[BEGIN Data]

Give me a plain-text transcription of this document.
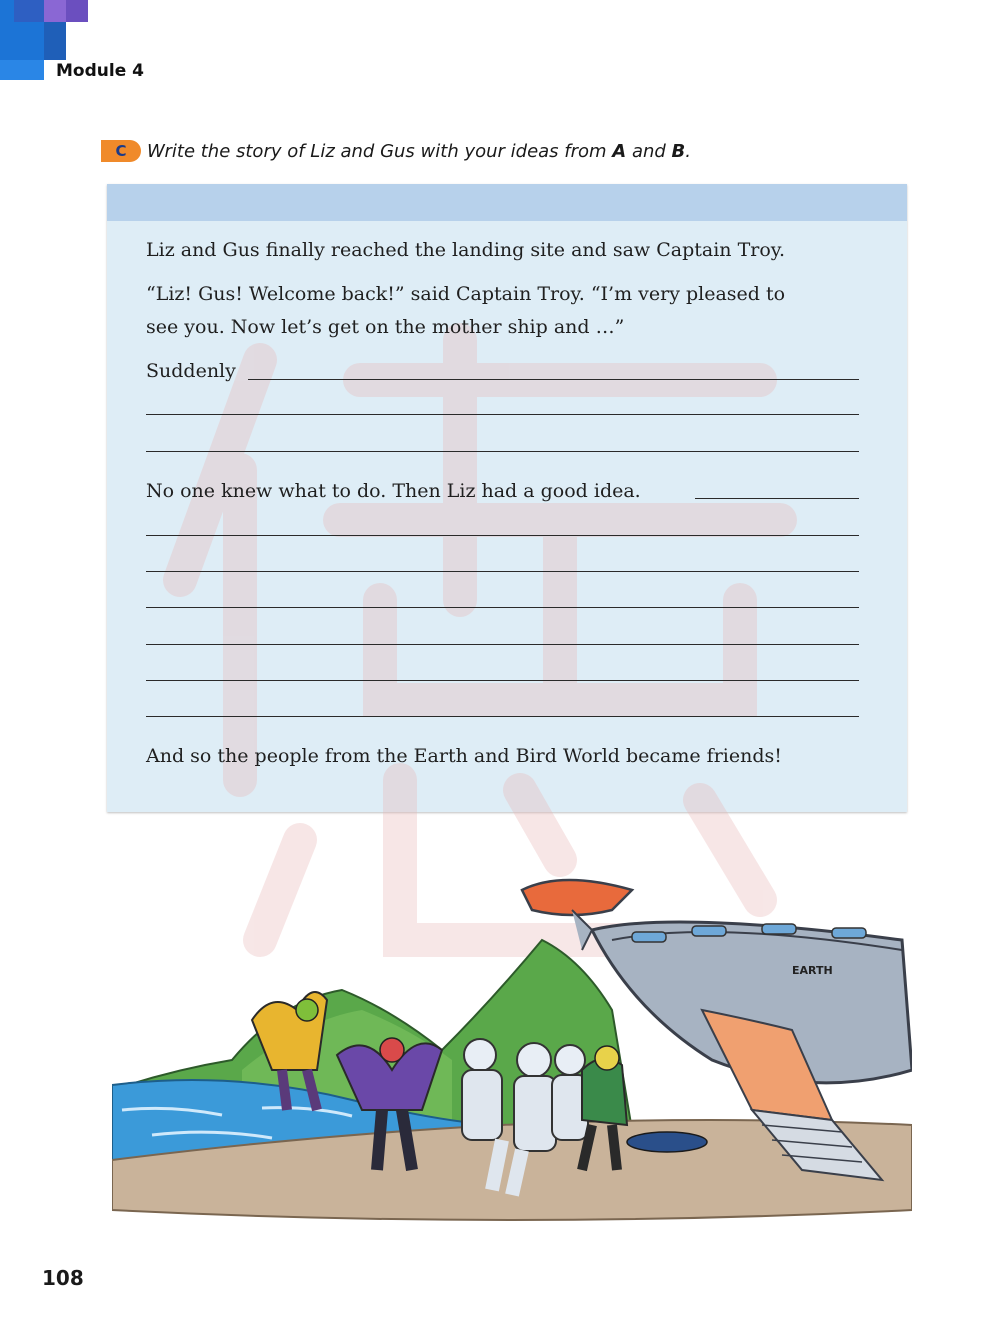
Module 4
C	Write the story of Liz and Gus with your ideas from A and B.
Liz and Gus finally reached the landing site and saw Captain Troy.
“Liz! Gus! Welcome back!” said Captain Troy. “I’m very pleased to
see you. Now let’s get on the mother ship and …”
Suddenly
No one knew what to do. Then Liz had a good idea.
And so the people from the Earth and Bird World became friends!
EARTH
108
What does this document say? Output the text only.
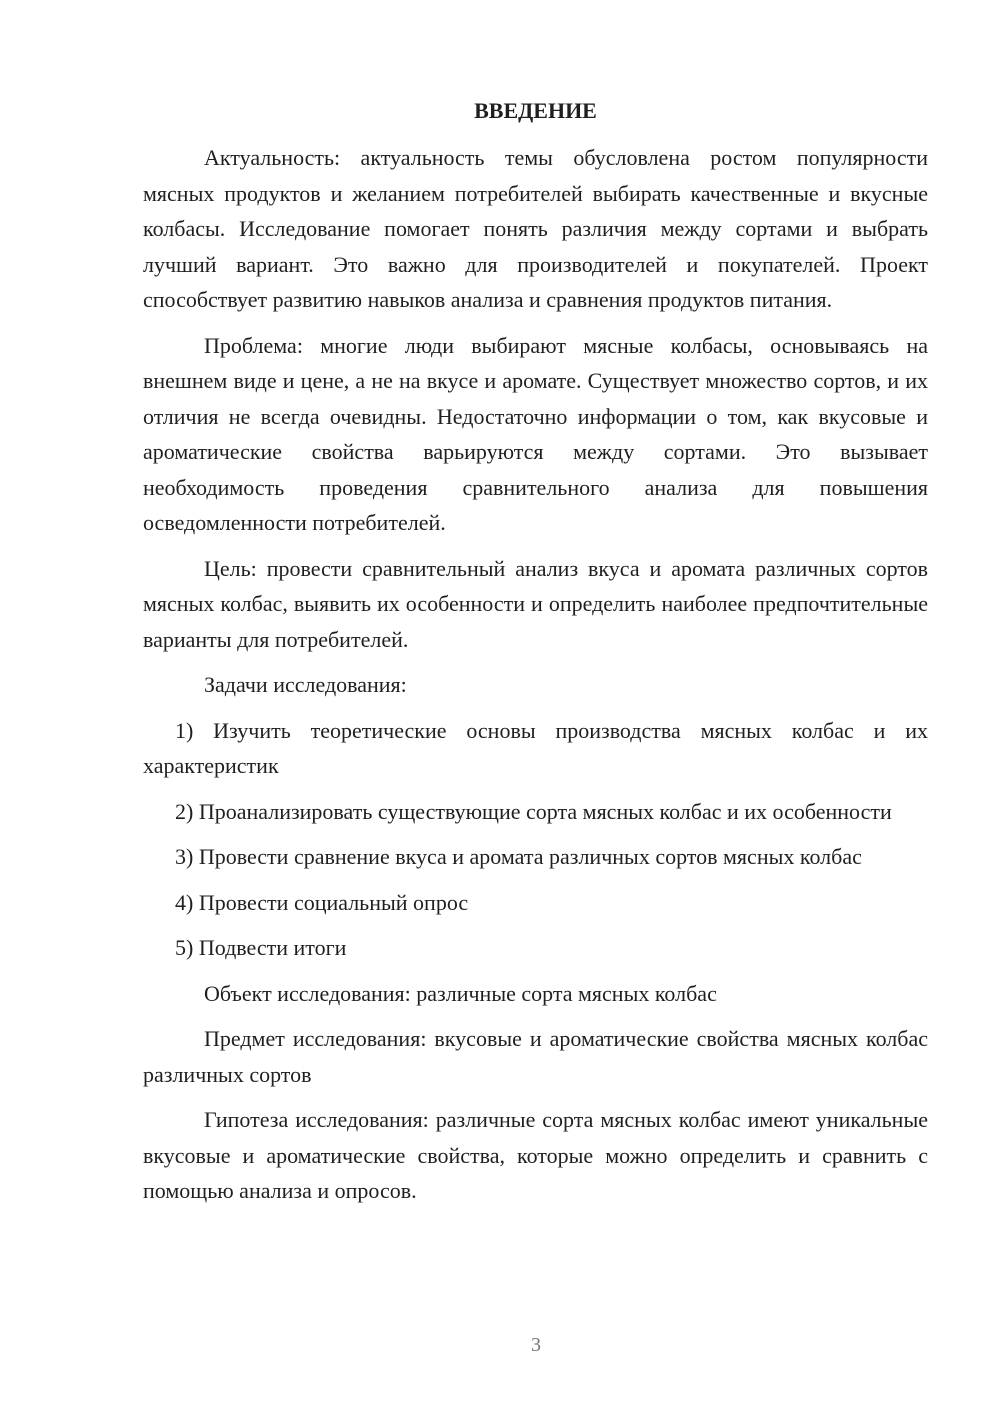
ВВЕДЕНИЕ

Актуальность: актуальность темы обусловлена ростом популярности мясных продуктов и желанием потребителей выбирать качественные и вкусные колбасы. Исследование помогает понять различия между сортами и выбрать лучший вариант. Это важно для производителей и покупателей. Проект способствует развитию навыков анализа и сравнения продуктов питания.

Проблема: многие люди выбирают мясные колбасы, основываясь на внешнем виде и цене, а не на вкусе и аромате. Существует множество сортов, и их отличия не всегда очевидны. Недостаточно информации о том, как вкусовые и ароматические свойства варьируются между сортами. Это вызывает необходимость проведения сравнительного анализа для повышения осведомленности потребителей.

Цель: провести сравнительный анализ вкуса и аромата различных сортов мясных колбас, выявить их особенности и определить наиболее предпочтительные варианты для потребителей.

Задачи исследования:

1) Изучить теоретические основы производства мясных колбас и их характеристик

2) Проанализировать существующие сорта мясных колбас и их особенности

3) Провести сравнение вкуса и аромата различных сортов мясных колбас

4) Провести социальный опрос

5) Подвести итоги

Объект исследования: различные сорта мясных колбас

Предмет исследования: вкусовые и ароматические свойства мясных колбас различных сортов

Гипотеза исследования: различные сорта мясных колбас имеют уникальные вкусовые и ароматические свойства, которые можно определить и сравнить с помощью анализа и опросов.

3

[END Data]

-- Request --
State how many lines above include the word "Captain", and nothing more.

-- Result for this task --
2